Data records
--

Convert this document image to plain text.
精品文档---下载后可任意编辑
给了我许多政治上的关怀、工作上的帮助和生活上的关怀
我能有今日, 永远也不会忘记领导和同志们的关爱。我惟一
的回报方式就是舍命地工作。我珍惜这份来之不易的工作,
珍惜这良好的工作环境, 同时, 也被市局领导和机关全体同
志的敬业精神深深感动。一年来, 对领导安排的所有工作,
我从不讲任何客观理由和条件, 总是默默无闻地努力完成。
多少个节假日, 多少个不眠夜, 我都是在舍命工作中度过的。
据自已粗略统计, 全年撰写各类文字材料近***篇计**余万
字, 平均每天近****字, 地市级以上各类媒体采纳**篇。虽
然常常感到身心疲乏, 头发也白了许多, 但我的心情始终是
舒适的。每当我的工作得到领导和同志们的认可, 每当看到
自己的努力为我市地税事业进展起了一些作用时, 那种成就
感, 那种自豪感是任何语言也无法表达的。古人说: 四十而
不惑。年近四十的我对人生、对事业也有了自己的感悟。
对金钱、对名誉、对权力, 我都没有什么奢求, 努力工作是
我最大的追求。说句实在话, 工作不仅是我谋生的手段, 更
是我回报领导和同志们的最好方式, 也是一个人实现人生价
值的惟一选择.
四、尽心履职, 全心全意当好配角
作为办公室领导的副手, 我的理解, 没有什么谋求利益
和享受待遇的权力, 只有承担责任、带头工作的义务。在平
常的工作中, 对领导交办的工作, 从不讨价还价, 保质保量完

--

[EXERCISE DIRECTIONS] Copy the entries above exactly, leaving none out.

[EXERCISE RESPONSE]
Convert this document image to plain text.
精品文档---下载后可任意编辑
给了我许多政治上的关怀、工作上的帮助和生活上的关怀
我能有今日, 永远也不会忘记领导和同志们的关爱。我惟一
的回报方式就是舍命地工作。我珍惜这份来之不易的工作,
珍惜这良好的工作环境, 同时, 也被市局领导和机关全体同
志的敬业精神深深感动。一年来, 对领导安排的所有工作,
我从不讲任何客观理由和条件, 总是默默无闻地努力完成。
多少个节假日, 多少个不眠夜, 我都是在舍命工作中度过的。
据自已粗略统计, 全年撰写各类文字材料近***篇计**余万
字, 平均每天近****字, 地市级以上各类媒体采纳**篇。虽
然常常感到身心疲乏, 头发也白了许多, 但我的心情始终是
舒适的。每当我的工作得到领导和同志们的认可, 每当看到
自己的努力为我市地税事业进展起了一些作用时, 那种成就
感, 那种自豪感是任何语言也无法表达的。古人说: 四十而
不惑。年近四十的我对人生、对事业也有了自己的感悟。
对金钱、对名誉、对权力, 我都没有什么奢求, 努力工作是
我最大的追求。说句实在话, 工作不仅是我谋生的手段, 更
是我回报领导和同志们的最好方式, 也是一个人实现人生价
值的惟一选择.
四、尽心履职, 全心全意当好配角
作为办公室领导的副手, 我的理解, 没有什么谋求利益
和享受待遇的权力, 只有承担责任、带头工作的义务。在平
常的工作中, 对领导交办的工作, 从不讨价还价, 保质保量完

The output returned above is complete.